Short problem –
In the following material, identify every line holding the string "Requires" and return it.

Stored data
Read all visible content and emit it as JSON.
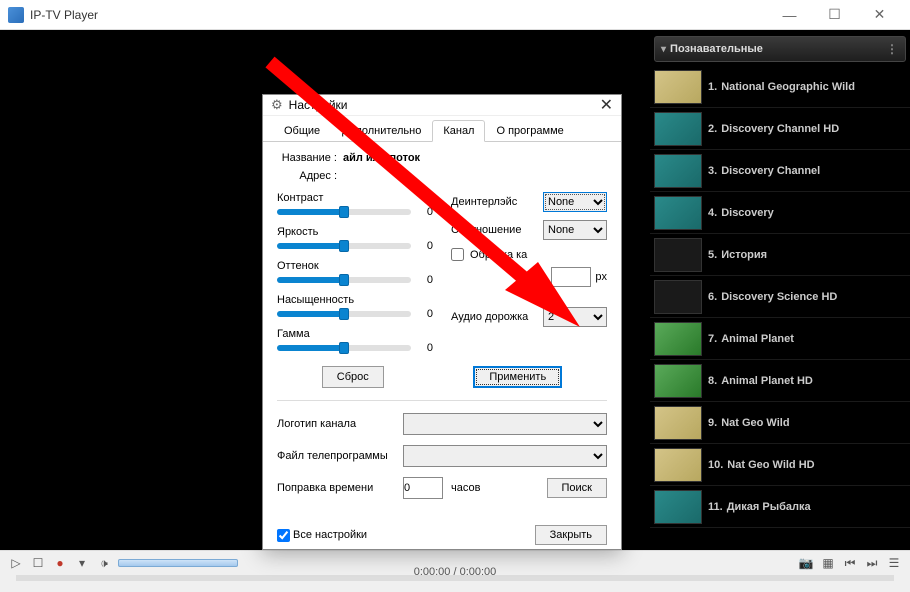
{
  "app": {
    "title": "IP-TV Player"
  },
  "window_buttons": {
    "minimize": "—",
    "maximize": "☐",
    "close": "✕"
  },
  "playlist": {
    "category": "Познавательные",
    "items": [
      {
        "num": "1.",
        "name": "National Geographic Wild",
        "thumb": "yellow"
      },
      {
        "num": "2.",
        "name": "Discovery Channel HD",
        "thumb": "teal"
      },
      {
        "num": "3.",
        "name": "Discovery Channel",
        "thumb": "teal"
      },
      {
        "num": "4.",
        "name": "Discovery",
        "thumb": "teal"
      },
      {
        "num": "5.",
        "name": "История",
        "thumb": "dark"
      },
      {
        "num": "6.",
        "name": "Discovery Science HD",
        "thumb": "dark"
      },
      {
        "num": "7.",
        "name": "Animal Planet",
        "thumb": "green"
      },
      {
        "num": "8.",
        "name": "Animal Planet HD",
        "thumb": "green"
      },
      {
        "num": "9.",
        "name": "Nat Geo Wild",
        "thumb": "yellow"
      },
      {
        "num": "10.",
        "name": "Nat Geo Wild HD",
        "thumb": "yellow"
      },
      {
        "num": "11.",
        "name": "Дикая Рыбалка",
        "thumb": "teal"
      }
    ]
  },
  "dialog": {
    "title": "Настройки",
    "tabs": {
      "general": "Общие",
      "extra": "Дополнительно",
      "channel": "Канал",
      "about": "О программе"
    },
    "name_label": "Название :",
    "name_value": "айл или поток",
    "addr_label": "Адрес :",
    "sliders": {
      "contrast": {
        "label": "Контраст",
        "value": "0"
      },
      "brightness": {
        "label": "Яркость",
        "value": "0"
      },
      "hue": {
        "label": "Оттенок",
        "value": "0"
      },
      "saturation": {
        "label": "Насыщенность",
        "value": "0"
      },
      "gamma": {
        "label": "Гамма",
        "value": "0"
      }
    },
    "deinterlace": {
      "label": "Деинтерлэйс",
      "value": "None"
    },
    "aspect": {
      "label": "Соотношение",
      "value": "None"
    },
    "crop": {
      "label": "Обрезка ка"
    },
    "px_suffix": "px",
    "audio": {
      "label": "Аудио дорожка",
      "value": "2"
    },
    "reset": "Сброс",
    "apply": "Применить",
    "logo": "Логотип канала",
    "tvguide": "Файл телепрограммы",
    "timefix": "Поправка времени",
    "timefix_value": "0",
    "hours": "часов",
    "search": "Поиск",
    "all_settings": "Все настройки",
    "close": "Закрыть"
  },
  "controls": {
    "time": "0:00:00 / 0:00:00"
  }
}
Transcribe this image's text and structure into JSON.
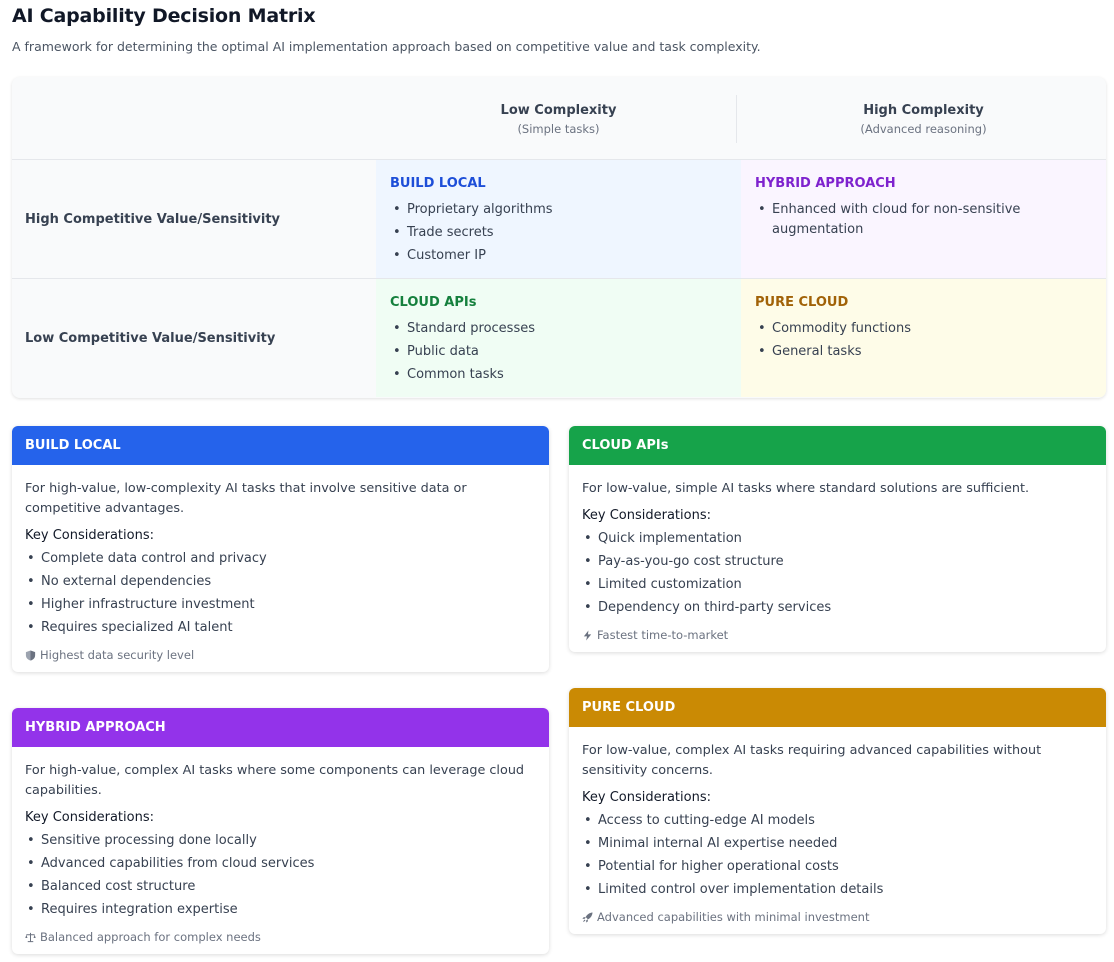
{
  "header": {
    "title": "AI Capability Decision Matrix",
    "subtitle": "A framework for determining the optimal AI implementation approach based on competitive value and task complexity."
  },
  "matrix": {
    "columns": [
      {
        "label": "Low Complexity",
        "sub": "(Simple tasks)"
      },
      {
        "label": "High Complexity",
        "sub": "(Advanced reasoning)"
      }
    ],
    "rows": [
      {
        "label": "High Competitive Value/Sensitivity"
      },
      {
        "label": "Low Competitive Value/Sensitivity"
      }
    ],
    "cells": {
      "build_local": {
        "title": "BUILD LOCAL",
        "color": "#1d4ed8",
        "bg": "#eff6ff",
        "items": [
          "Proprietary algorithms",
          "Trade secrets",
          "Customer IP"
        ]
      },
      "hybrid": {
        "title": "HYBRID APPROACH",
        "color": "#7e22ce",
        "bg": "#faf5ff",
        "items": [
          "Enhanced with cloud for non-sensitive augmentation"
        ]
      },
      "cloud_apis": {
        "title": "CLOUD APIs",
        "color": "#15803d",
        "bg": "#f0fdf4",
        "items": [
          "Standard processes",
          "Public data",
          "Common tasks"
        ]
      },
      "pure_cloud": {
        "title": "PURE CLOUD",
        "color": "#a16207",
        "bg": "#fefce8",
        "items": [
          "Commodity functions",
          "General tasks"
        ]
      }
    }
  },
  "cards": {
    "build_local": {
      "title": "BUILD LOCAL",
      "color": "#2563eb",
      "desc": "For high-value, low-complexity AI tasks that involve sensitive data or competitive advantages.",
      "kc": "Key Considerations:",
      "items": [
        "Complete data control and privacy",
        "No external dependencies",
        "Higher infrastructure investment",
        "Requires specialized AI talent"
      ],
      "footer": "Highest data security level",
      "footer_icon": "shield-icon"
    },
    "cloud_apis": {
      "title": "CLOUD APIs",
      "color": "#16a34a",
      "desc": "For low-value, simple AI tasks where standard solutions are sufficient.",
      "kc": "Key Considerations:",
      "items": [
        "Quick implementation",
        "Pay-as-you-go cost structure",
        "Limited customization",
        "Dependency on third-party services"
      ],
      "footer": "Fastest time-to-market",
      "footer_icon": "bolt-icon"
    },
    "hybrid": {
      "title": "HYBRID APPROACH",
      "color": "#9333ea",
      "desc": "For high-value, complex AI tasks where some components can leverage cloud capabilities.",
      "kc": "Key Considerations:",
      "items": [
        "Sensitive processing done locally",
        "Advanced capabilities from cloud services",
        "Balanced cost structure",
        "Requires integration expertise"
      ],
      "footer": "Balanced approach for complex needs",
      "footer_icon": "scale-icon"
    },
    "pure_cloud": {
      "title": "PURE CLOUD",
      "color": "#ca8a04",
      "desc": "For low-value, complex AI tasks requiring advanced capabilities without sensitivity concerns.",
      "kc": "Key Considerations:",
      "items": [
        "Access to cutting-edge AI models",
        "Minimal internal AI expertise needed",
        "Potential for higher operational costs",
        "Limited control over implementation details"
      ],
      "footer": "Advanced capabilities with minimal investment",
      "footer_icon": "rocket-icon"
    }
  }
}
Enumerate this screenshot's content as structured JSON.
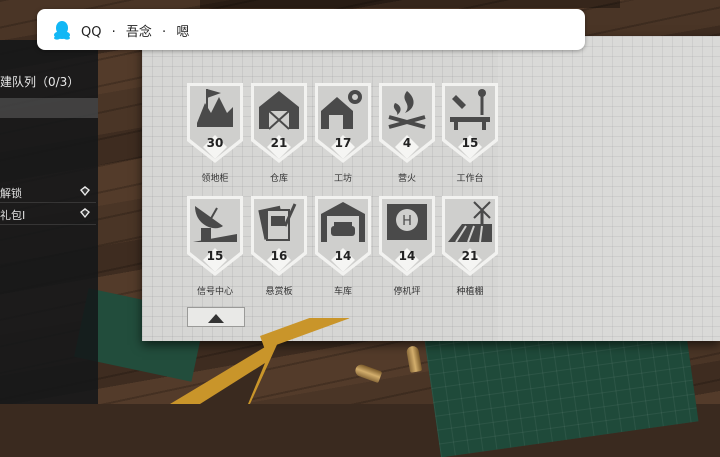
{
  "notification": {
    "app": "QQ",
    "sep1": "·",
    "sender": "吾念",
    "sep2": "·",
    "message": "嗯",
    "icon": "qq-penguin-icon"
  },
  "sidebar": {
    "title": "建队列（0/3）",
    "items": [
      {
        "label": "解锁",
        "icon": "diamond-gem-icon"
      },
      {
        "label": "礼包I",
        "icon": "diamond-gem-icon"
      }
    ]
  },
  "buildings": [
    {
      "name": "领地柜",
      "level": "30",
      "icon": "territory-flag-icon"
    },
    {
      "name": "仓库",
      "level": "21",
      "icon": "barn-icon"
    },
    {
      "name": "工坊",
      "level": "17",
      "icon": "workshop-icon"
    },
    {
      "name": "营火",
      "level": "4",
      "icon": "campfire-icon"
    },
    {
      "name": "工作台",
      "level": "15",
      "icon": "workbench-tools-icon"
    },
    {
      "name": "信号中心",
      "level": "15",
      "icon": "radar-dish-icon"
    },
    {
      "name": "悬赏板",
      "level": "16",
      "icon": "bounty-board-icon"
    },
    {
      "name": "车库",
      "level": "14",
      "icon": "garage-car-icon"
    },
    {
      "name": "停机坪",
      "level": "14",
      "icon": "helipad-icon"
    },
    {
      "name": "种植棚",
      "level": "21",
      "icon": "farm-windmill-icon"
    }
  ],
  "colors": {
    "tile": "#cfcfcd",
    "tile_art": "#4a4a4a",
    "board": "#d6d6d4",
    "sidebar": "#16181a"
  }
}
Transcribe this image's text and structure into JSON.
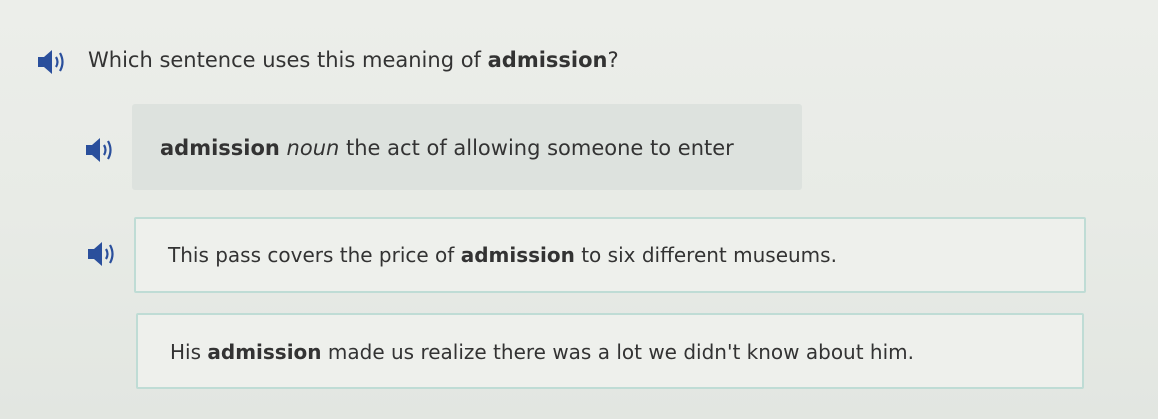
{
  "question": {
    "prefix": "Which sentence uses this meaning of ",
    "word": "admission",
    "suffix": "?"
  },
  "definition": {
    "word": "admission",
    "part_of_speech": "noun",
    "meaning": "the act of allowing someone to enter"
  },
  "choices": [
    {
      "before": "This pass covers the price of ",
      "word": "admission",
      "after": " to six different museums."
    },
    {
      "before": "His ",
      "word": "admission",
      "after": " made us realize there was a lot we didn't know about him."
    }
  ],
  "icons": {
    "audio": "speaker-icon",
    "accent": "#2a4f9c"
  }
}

Answer in full –
        "Requires specialized AI talent"
        "Requires integration expertise"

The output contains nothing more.